Records about charts and figures:
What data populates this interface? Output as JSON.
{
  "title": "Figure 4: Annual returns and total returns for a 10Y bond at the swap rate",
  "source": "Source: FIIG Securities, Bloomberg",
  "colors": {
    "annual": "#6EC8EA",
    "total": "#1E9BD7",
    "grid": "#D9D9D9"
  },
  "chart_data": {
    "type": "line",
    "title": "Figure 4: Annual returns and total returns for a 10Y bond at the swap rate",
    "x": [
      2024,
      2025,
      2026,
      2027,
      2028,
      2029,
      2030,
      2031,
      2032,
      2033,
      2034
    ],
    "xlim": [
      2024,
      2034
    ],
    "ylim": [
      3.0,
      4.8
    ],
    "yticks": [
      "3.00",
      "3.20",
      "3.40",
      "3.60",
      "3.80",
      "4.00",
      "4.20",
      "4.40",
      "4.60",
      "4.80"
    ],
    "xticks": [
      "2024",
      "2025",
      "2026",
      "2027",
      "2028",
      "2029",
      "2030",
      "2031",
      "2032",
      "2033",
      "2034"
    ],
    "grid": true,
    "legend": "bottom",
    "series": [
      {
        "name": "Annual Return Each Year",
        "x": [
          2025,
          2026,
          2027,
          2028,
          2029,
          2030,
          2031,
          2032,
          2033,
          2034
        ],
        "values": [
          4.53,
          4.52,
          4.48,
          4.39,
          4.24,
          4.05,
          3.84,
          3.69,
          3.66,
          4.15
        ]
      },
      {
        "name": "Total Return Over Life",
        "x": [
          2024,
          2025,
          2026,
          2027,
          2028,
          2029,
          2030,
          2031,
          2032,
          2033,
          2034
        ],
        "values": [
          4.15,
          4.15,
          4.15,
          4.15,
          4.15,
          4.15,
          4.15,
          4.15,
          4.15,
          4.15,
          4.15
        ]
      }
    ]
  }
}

Task objective:
The records above are to be repeated exactly, in their entirety.

Written response:
What data populates this interface? Output as JSON.
{
  "title": "Figure 4: Annual returns and total returns for a 10Y bond at the swap rate",
  "source": "Source: FIIG Securities, Bloomberg",
  "colors": {
    "annual": "#6EC8EA",
    "total": "#1E9BD7",
    "grid": "#D9D9D9"
  },
  "chart_data": {
    "type": "line",
    "title": "Figure 4: Annual returns and total returns for a 10Y bond at the swap rate",
    "x": [
      2024,
      2025,
      2026,
      2027,
      2028,
      2029,
      2030,
      2031,
      2032,
      2033,
      2034
    ],
    "xlim": [
      2024,
      2034
    ],
    "ylim": [
      3.0,
      4.8
    ],
    "yticks": [
      "3.00",
      "3.20",
      "3.40",
      "3.60",
      "3.80",
      "4.00",
      "4.20",
      "4.40",
      "4.60",
      "4.80"
    ],
    "xticks": [
      "2024",
      "2025",
      "2026",
      "2027",
      "2028",
      "2029",
      "2030",
      "2031",
      "2032",
      "2033",
      "2034"
    ],
    "grid": true,
    "legend": "bottom",
    "series": [
      {
        "name": "Annual Return Each Year",
        "x": [
          2025,
          2026,
          2027,
          2028,
          2029,
          2030,
          2031,
          2032,
          2033,
          2034
        ],
        "values": [
          4.53,
          4.52,
          4.48,
          4.39,
          4.24,
          4.05,
          3.84,
          3.69,
          3.66,
          4.15
        ]
      },
      {
        "name": "Total Return Over Life",
        "x": [
          2024,
          2025,
          2026,
          2027,
          2028,
          2029,
          2030,
          2031,
          2032,
          2033,
          2034
        ],
        "values": [
          4.15,
          4.15,
          4.15,
          4.15,
          4.15,
          4.15,
          4.15,
          4.15,
          4.15,
          4.15,
          4.15
        ]
      }
    ]
  }
}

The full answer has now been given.